» **Job 1**:
What kind of character does the text on importing CSV data with enclosing characters say you can set as the enclosing character?

» **Given text**:
[START]
Import data containing enclosing characters
When CSV data contains separators or column separators, you can specify a single-byte character as the enclosing character to prevent truncation.
In the following data, the column contains the separator ,:
Zhang San,30,'Shanghai City, Huangpu District, Dagu Road'
By specifying the enclosing character ', "Shanghai City, Huangpu District, Dagu Road" can be specified as a single field:
curl --location-trusted -u <doris_user>:<doris_password> \
-H "Expect:100-continue" \
-H "column_separator:," \
-H "enclose:'" \
-H "columns:username,age,address" \
-T streamload_example.csv \
-XPUT http://<fe_ip>:<fe_http_port>/api/testdb/test_streamload/_stream_load
If the enclosing character also appears in the field, for example, to treat "Shanghai City, Huangpu District, 'Dagu Road" as one field, escape the character in the column first:
Zhang San,30,'Shanghai City, Huangpu District, \'Dagu Road'
The escape parameter can be used to specify a single-byte escape character, such as \ in the example below:
curl --location-trusted -u <doris_user>:<doris_password> \
-H "Expect:100-continue" \
-H "column_separator:," \
-H "enclose:'" \
-H "escape:\\" \
-H "columns:username,age,address" \
-T streamload_example.csv \
-XPUT http://<fe_ip>:<fe_http_port>/api/testdb/test_streamload/_stream_load
Import data into a table with DEFAULT CURRENT_TIMESTAMP fields
The following example imports data into a table whose fields contain DEFAULT CURRENT_TIMESTAMP.
[END]
» **Excerpted data**:
[START]
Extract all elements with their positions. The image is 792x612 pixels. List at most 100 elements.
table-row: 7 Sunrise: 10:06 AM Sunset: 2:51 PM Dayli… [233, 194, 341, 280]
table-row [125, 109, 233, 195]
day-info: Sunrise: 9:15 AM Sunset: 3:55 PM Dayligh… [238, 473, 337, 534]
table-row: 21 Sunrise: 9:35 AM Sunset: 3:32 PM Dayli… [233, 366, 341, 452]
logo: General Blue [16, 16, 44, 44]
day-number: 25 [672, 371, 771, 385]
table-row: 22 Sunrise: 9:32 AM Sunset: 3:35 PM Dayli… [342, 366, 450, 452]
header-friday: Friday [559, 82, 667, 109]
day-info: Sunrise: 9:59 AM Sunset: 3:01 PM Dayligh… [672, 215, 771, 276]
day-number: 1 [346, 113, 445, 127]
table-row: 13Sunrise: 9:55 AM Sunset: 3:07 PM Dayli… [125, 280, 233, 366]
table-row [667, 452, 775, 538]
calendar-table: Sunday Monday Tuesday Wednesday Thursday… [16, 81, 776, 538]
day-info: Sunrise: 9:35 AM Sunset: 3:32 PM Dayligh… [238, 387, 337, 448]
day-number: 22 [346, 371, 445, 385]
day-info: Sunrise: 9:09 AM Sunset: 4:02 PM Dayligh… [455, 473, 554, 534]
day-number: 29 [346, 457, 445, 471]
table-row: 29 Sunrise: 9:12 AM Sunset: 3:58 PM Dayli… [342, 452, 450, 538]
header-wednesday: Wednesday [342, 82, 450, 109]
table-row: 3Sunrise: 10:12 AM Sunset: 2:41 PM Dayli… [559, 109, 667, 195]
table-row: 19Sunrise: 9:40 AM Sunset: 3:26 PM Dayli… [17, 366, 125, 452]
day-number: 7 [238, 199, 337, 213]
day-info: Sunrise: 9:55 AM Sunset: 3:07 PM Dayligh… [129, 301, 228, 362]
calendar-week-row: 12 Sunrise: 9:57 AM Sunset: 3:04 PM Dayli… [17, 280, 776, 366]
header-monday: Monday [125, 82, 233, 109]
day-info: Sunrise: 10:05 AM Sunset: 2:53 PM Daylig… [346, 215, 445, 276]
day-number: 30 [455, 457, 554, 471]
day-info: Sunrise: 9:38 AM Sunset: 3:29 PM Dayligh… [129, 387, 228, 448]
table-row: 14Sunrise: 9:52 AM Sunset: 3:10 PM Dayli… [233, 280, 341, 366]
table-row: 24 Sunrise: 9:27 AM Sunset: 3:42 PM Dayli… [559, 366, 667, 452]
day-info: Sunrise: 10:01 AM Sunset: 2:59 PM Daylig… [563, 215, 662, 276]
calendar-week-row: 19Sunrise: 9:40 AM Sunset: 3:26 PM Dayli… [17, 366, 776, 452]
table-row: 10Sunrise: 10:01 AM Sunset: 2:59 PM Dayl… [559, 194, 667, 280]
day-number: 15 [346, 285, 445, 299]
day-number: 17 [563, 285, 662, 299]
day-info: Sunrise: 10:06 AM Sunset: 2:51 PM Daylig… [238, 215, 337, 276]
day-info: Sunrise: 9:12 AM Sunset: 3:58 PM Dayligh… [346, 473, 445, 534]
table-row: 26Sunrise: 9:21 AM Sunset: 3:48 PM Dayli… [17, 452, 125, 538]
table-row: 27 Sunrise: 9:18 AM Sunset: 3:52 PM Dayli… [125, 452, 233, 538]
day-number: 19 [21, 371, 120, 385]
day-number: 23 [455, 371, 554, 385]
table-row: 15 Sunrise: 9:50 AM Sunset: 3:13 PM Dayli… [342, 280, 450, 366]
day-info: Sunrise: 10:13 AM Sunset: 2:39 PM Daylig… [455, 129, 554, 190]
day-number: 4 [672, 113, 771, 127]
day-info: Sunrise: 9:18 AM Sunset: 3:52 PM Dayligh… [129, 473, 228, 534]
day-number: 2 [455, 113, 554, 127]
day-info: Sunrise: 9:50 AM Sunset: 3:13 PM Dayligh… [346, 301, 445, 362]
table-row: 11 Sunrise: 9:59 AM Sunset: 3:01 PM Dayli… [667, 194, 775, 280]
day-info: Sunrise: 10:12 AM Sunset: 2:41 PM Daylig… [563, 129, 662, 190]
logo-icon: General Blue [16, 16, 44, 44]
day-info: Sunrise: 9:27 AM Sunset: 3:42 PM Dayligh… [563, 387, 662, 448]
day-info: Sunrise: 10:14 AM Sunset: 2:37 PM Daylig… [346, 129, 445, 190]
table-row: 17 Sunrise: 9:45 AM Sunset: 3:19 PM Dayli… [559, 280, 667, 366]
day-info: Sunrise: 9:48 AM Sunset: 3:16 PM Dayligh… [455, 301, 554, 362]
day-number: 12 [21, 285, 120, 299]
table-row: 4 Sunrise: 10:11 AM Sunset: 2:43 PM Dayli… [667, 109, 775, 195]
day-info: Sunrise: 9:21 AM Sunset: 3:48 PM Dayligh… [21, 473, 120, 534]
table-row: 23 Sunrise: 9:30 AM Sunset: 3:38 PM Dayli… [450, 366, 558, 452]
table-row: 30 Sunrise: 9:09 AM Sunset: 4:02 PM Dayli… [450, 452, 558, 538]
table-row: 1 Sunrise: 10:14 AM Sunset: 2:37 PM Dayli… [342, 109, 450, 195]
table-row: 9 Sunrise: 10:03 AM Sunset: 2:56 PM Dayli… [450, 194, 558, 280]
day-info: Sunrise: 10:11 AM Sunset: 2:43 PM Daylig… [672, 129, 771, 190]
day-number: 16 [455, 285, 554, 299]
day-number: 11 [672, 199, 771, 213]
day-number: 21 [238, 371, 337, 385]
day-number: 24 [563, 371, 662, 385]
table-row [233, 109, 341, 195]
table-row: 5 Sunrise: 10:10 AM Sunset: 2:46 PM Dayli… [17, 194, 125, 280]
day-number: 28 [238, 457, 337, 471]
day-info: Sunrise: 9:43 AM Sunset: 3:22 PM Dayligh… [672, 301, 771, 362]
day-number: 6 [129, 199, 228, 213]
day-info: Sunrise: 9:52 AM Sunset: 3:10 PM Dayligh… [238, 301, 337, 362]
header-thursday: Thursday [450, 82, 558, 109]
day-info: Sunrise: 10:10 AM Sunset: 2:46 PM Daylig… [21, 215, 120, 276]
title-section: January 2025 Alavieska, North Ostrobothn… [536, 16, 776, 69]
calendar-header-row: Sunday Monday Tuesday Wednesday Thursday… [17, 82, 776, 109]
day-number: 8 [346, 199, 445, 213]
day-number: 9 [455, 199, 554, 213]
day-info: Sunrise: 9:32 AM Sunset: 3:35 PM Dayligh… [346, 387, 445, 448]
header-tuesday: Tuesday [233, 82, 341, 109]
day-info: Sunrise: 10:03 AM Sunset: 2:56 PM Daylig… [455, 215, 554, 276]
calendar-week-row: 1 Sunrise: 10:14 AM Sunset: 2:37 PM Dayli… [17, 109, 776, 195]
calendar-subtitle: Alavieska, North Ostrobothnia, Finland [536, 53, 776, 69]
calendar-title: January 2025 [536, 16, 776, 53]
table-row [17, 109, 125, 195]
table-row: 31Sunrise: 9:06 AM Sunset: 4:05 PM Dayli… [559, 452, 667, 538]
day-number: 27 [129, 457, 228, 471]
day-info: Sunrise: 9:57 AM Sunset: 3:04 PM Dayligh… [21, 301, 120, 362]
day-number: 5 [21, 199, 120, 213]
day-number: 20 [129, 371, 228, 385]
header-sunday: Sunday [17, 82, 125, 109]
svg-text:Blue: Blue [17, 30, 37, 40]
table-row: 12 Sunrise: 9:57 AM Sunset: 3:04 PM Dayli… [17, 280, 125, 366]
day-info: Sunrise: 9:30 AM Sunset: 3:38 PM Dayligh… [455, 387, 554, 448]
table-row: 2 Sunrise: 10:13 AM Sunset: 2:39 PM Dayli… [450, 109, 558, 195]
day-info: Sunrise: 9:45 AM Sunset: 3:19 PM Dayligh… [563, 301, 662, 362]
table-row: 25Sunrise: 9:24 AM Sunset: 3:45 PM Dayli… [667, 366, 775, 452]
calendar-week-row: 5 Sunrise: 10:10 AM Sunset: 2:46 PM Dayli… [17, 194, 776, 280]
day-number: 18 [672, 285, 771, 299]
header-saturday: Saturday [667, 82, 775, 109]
[END]
» **Job 2**:
Print the records word for word, starting with their first line and going on through the line with "header-wednesday: Wednesday [342, 82, 450, 109]", both included.

» **Task solution 1**:
A single-byte character.

» **Task solution 2**:
Extract all elements with their positions. The image is 792x612 pixels. List at most 100 elements.
table-row: 7 Sunrise: 10:06 AM Sunset: 2:51 PM Dayli… [233, 194, 341, 280]
table-row [125, 109, 233, 195]
day-info: Sunrise: 9:15 AM Sunset: 3:55 PM Dayligh… [238, 473, 337, 534]
table-row: 21 Sunrise: 9:35 AM Sunset: 3:32 PM Dayli… [233, 366, 341, 452]
logo: General Blue [16, 16, 44, 44]
day-number: 25 [672, 371, 771, 385]
table-row: 22 Sunrise: 9:32 AM Sunset: 3:35 PM Dayli… [342, 366, 450, 452]
header-friday: Friday [559, 82, 667, 109]
day-info: Sunrise: 9:59 AM Sunset: 3:01 PM Dayligh… [672, 215, 771, 276]
day-number: 1 [346, 113, 445, 127]
table-row: 13Sunrise: 9:55 AM Sunset: 3:07 PM Dayli… [125, 280, 233, 366]
table-row [667, 452, 775, 538]
calendar-table: Sunday Monday Tuesday Wednesday Thursday… [16, 81, 776, 538]
day-info: Sunrise: 9:35 AM Sunset: 3:32 PM Dayligh… [238, 387, 337, 448]
day-number: 22 [346, 371, 445, 385]
day-info: Sunrise: 9:09 AM Sunset: 4:02 PM Dayligh… [455, 473, 554, 534]
day-number: 29 [346, 457, 445, 471]
table-row: 29 Sunrise: 9:12 AM Sunset: 3:58 PM Dayli… [342, 452, 450, 538]
header-wednesday: Wednesday [342, 82, 450, 109]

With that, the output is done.